(Stored data)
━━━━━━

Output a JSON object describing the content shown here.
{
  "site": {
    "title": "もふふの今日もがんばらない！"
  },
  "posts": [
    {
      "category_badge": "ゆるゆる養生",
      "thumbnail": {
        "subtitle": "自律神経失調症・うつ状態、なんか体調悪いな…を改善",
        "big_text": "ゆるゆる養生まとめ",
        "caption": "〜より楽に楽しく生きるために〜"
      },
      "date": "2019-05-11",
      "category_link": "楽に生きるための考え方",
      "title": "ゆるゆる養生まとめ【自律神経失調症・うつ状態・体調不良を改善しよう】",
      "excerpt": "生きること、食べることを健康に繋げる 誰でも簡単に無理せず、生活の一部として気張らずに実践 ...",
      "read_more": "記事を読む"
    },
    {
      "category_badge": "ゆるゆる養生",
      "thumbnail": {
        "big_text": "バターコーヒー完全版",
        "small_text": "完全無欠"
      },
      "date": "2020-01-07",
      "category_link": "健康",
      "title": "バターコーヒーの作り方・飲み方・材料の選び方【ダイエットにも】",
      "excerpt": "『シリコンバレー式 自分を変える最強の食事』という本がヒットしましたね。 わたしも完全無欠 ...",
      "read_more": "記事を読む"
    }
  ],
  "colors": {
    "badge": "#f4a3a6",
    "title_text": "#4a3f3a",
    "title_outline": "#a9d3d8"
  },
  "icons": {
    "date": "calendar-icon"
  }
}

━━━━━━

Stated goal ▸ Go through the listing above and list every line that has the word "自律神経失調症".

Result of the task ▸
        "subtitle": "自律神経失調症・うつ状態、なんか体調悪いな…を改善",
      "title": "ゆるゆる養生まとめ【自律神経失調症・うつ状態・体調不良を改善しよう】",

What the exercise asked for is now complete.